- **Task details**:
Reproduce every record exactly as it appears, but not the pictures.

- **Record extracts**:
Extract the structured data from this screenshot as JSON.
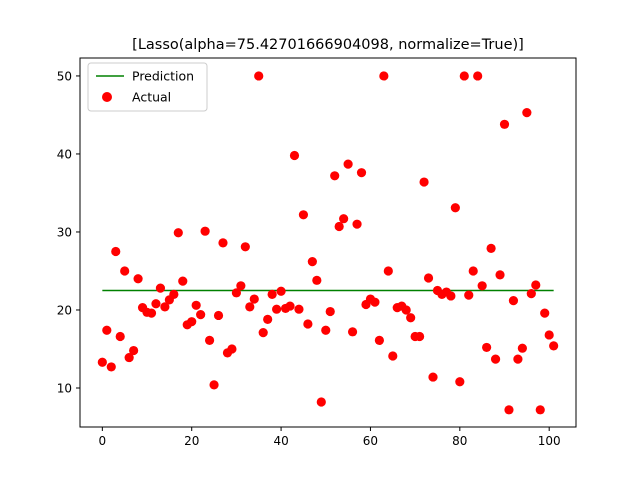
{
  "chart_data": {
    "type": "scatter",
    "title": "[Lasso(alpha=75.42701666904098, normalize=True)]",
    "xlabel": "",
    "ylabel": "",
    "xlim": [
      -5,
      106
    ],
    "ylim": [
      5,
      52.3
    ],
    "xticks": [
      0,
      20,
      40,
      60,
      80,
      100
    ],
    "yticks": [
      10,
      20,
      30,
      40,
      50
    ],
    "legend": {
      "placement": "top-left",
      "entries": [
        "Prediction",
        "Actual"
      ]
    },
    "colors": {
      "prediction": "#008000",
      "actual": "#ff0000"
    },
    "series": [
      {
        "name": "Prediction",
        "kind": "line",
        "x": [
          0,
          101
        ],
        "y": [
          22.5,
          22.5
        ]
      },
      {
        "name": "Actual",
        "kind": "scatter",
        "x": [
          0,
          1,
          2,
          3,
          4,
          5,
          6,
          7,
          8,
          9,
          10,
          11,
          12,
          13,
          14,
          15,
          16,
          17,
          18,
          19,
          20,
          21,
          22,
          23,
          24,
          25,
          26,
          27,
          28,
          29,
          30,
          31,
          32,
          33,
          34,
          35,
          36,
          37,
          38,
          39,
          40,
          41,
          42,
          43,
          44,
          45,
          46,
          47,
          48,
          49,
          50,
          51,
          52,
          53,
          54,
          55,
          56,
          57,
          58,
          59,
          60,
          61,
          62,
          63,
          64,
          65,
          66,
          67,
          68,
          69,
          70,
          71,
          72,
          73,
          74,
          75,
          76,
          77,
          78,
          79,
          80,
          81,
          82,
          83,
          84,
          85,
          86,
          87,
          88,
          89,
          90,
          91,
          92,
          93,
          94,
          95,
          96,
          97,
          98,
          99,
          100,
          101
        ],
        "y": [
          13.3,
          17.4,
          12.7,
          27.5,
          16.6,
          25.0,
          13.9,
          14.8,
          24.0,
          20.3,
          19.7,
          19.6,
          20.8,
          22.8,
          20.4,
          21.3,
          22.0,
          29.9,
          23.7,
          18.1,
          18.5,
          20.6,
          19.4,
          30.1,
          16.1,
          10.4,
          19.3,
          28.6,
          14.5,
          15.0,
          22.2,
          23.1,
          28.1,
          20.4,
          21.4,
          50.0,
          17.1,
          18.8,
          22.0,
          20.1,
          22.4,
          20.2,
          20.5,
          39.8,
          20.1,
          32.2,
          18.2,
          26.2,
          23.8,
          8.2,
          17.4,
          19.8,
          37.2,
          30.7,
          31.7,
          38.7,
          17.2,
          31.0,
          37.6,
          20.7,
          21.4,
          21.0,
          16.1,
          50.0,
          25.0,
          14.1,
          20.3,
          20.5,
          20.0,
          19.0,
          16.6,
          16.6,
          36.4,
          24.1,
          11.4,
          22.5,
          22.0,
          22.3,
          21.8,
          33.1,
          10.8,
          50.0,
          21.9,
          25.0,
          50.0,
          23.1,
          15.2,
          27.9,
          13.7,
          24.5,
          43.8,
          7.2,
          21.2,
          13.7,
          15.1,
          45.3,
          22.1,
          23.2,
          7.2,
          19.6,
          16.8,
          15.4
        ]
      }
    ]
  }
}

- **The response**:
Extract the structured data from this screenshot as JSON.
{
  "chart_data": {
    "type": "scatter",
    "title": "[Lasso(alpha=75.42701666904098, normalize=True)]",
    "xlabel": "",
    "ylabel": "",
    "xlim": [
      -5,
      106
    ],
    "ylim": [
      5,
      52.3
    ],
    "xticks": [
      0,
      20,
      40,
      60,
      80,
      100
    ],
    "yticks": [
      10,
      20,
      30,
      40,
      50
    ],
    "legend": {
      "placement": "top-left",
      "entries": [
        "Prediction",
        "Actual"
      ]
    },
    "colors": {
      "prediction": "#008000",
      "actual": "#ff0000"
    },
    "series": [
      {
        "name": "Prediction",
        "kind": "line",
        "x": [
          0,
          101
        ],
        "y": [
          22.5,
          22.5
        ]
      },
      {
        "name": "Actual",
        "kind": "scatter",
        "x": [
          0,
          1,
          2,
          3,
          4,
          5,
          6,
          7,
          8,
          9,
          10,
          11,
          12,
          13,
          14,
          15,
          16,
          17,
          18,
          19,
          20,
          21,
          22,
          23,
          24,
          25,
          26,
          27,
          28,
          29,
          30,
          31,
          32,
          33,
          34,
          35,
          36,
          37,
          38,
          39,
          40,
          41,
          42,
          43,
          44,
          45,
          46,
          47,
          48,
          49,
          50,
          51,
          52,
          53,
          54,
          55,
          56,
          57,
          58,
          59,
          60,
          61,
          62,
          63,
          64,
          65,
          66,
          67,
          68,
          69,
          70,
          71,
          72,
          73,
          74,
          75,
          76,
          77,
          78,
          79,
          80,
          81,
          82,
          83,
          84,
          85,
          86,
          87,
          88,
          89,
          90,
          91,
          92,
          93,
          94,
          95,
          96,
          97,
          98,
          99,
          100,
          101
        ],
        "y": [
          13.3,
          17.4,
          12.7,
          27.5,
          16.6,
          25.0,
          13.9,
          14.8,
          24.0,
          20.3,
          19.7,
          19.6,
          20.8,
          22.8,
          20.4,
          21.3,
          22.0,
          29.9,
          23.7,
          18.1,
          18.5,
          20.6,
          19.4,
          30.1,
          16.1,
          10.4,
          19.3,
          28.6,
          14.5,
          15.0,
          22.2,
          23.1,
          28.1,
          20.4,
          21.4,
          50.0,
          17.1,
          18.8,
          22.0,
          20.1,
          22.4,
          20.2,
          20.5,
          39.8,
          20.1,
          32.2,
          18.2,
          26.2,
          23.8,
          8.2,
          17.4,
          19.8,
          37.2,
          30.7,
          31.7,
          38.7,
          17.2,
          31.0,
          37.6,
          20.7,
          21.4,
          21.0,
          16.1,
          50.0,
          25.0,
          14.1,
          20.3,
          20.5,
          20.0,
          19.0,
          16.6,
          16.6,
          36.4,
          24.1,
          11.4,
          22.5,
          22.0,
          22.3,
          21.8,
          33.1,
          10.8,
          50.0,
          21.9,
          25.0,
          50.0,
          23.1,
          15.2,
          27.9,
          13.7,
          24.5,
          43.8,
          7.2,
          21.2,
          13.7,
          15.1,
          45.3,
          22.1,
          23.2,
          7.2,
          19.6,
          16.8,
          15.4
        ]
      }
    ]
  }
}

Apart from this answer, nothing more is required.